> Set exercise:
Go over the entries below line by line, copying each one that contains the word "JSON".

> Figure contents as structured data:
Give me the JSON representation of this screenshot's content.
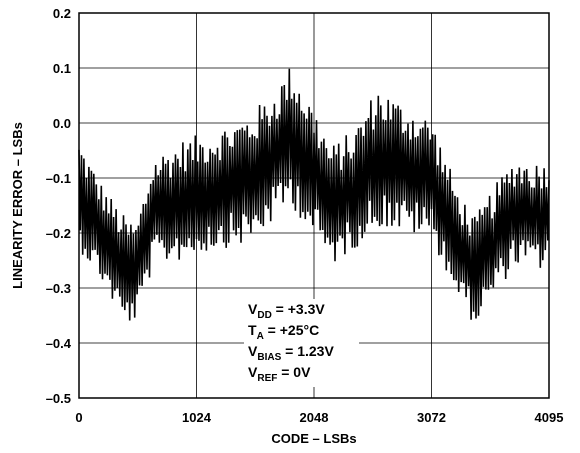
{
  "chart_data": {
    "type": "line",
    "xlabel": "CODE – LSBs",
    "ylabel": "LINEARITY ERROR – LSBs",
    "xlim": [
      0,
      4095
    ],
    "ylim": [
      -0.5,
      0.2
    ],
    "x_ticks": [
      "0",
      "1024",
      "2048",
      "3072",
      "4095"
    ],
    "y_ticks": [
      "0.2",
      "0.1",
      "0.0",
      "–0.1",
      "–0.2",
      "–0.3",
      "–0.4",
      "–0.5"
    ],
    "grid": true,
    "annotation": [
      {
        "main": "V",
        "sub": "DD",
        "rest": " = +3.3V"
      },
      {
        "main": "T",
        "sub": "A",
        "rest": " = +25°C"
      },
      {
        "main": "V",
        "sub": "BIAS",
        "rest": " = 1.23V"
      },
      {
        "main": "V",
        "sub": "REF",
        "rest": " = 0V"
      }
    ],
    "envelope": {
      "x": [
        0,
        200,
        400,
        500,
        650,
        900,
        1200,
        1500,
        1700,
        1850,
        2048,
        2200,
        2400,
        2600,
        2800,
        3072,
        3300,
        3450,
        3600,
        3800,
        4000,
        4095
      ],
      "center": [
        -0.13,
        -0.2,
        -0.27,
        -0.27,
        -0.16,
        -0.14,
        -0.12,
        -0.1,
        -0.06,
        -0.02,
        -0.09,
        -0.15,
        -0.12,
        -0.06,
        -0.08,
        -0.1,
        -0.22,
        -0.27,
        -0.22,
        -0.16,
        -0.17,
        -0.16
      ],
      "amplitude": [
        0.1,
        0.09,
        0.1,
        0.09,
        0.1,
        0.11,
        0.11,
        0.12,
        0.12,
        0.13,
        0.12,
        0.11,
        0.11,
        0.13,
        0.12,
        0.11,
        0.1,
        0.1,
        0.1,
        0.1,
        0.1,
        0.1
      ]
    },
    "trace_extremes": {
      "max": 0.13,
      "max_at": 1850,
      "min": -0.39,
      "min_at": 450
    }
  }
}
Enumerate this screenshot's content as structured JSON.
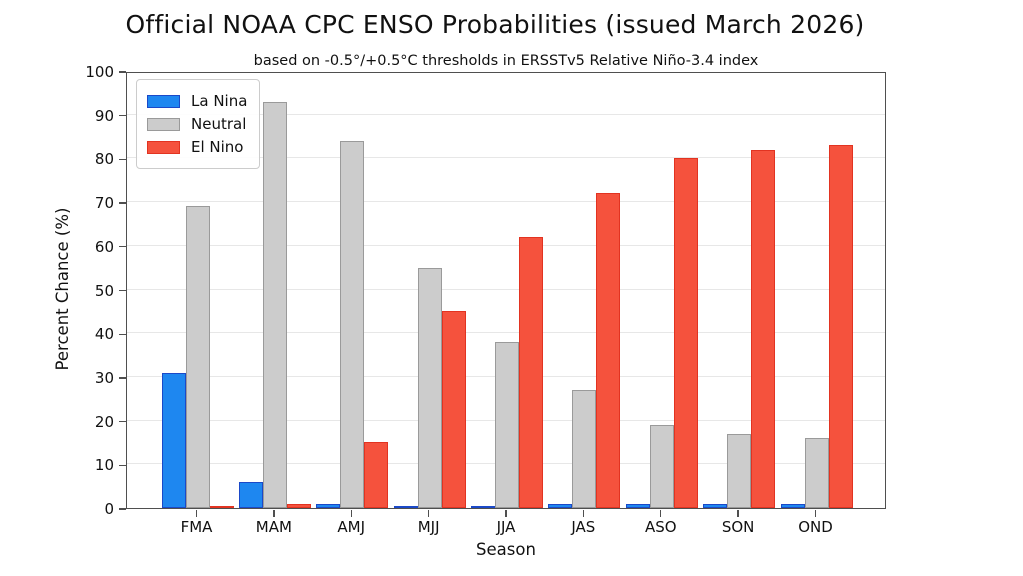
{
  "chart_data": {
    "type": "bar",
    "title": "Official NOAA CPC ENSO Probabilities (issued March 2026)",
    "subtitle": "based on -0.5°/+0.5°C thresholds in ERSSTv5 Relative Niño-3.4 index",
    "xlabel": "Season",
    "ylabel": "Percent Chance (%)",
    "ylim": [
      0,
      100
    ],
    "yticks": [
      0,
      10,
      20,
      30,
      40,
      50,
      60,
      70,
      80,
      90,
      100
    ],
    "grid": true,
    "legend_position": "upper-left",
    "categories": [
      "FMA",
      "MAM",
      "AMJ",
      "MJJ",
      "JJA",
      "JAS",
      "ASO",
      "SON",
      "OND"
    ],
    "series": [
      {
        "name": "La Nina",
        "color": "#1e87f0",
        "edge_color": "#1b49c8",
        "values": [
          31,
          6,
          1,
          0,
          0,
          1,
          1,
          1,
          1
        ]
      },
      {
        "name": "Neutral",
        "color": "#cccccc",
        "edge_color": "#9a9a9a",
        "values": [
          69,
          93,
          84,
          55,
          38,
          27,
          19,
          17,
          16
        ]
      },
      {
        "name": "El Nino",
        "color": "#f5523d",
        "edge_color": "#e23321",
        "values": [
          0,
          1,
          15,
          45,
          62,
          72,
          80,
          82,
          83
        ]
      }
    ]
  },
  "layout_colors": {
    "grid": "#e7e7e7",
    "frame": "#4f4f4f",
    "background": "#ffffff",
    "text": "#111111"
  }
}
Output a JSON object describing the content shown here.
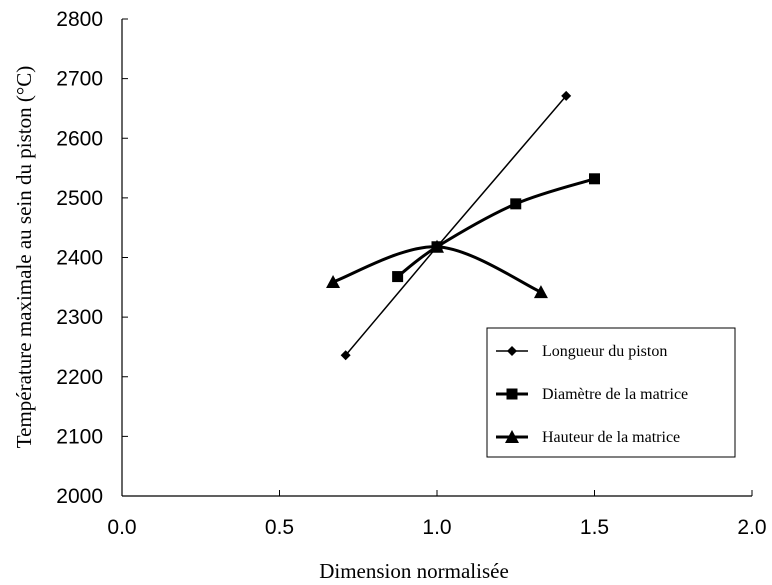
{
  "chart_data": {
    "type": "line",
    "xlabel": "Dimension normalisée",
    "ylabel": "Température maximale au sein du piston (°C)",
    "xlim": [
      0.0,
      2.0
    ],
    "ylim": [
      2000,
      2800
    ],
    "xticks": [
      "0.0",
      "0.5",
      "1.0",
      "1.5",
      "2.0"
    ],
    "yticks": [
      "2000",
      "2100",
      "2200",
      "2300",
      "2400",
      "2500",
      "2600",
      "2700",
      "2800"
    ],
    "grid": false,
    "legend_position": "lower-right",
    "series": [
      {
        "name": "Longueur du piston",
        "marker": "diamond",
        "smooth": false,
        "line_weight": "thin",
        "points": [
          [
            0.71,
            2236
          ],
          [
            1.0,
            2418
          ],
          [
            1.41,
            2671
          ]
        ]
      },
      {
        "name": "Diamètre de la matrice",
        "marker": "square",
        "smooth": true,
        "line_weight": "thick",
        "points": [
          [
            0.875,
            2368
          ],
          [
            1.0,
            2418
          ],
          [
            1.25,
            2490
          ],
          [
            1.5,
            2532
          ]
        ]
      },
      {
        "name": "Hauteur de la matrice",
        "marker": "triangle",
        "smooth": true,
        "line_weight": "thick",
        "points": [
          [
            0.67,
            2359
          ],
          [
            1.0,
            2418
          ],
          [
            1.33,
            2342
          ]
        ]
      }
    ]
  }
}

* * *

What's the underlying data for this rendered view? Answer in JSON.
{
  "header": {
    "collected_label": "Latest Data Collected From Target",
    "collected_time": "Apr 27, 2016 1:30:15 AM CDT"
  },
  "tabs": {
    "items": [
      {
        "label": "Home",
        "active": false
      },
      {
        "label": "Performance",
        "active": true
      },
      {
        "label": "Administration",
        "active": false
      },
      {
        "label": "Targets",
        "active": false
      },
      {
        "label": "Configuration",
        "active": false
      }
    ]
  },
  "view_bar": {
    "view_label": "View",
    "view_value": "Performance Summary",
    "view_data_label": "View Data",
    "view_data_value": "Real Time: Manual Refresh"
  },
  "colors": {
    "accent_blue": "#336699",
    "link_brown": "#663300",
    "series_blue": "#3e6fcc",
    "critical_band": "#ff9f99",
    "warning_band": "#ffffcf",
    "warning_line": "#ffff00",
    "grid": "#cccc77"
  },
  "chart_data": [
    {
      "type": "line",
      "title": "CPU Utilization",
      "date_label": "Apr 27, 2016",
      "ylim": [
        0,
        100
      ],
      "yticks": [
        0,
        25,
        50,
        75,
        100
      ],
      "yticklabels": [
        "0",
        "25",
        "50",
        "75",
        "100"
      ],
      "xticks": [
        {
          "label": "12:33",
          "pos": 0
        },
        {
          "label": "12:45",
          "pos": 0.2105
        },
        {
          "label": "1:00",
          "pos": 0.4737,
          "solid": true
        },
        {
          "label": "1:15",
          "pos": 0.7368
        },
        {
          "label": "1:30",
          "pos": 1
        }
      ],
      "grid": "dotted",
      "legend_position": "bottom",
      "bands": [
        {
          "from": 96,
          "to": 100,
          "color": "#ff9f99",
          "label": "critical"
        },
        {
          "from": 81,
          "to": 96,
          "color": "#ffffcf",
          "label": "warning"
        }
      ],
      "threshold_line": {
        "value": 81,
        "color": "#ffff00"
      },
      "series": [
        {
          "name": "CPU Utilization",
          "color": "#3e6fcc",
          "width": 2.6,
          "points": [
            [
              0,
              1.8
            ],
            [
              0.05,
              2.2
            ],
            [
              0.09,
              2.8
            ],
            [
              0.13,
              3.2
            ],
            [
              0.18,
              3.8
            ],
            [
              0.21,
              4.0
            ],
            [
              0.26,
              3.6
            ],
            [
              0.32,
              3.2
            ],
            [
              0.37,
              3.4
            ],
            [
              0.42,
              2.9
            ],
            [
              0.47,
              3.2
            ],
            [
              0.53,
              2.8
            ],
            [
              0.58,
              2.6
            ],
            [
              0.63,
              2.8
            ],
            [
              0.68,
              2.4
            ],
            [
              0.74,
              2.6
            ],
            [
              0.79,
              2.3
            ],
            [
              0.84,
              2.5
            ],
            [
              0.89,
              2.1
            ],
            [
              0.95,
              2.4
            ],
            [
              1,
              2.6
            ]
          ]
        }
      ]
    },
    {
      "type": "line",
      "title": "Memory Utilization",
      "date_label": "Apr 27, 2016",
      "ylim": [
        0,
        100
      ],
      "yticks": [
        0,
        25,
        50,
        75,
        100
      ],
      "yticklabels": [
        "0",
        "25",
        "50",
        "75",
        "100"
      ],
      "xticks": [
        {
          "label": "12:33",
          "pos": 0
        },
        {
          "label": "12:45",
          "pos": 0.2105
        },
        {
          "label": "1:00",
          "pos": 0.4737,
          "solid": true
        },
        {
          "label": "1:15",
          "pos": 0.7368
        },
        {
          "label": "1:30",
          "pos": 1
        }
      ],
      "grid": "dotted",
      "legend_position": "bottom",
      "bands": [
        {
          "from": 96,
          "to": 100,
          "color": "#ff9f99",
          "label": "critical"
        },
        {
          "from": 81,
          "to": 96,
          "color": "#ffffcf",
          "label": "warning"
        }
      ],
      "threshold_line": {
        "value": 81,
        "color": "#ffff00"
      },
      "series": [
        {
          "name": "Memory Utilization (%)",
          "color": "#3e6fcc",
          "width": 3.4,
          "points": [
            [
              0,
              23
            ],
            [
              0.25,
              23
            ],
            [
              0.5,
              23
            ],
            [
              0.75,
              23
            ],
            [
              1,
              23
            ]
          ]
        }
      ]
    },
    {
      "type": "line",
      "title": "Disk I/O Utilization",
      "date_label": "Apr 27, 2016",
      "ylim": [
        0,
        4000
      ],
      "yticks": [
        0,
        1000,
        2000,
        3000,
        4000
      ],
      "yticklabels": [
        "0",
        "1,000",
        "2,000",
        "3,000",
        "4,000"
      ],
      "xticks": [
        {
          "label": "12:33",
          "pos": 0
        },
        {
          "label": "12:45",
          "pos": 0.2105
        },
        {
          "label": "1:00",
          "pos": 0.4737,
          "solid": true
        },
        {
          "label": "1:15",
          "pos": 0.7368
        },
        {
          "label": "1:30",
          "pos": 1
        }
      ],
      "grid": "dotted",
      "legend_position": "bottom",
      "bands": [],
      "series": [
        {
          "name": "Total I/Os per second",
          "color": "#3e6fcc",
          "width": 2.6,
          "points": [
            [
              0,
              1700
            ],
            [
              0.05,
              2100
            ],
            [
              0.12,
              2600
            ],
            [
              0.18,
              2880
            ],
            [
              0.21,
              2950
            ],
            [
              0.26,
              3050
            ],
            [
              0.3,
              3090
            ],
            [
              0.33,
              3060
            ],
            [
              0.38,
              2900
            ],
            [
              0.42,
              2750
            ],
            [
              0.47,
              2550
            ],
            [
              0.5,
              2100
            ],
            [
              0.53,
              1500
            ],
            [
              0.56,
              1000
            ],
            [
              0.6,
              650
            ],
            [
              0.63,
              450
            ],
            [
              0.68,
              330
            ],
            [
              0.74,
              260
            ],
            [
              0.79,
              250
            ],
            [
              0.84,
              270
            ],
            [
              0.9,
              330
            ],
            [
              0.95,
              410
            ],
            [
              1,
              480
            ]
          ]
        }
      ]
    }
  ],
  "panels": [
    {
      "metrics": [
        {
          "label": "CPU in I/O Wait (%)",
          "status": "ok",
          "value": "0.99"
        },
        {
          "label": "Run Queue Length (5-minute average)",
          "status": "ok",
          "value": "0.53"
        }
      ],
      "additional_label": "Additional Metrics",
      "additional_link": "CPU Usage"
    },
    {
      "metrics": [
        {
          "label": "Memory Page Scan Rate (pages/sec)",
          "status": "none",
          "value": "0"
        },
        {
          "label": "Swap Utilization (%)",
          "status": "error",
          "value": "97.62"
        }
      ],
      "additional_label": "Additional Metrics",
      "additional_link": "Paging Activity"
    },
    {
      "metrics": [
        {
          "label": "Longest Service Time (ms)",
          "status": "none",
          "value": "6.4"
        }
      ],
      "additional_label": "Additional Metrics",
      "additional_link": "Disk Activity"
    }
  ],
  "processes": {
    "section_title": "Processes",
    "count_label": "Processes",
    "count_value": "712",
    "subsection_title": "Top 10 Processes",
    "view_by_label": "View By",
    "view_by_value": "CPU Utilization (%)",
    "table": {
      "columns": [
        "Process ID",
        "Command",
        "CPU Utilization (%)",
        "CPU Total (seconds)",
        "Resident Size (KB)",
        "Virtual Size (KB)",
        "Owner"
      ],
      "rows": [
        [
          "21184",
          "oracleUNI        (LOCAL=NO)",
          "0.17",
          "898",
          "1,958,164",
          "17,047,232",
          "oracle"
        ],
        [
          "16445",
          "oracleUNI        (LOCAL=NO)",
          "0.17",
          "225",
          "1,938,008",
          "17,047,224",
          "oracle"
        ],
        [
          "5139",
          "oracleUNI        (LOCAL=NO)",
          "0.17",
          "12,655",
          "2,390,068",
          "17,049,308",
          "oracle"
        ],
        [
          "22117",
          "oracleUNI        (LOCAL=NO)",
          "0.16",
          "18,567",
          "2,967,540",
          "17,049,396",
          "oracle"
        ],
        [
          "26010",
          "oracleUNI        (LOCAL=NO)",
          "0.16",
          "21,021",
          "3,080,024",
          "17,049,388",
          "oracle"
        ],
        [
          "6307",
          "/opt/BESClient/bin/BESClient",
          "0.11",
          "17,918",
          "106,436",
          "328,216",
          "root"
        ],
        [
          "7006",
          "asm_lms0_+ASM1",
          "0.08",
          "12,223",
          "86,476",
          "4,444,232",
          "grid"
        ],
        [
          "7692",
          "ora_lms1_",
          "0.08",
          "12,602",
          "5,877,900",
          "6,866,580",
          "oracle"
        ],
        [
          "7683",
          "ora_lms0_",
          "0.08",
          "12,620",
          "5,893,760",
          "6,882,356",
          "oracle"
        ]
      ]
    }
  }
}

> Exercise output:
Give me the JSON representation of this screenshot's content.
Enumerate this screenshot's content as structured JSON.
Output a JSON object describing the content shown here.
What's the underlying data for this rendered view? Answer in JSON.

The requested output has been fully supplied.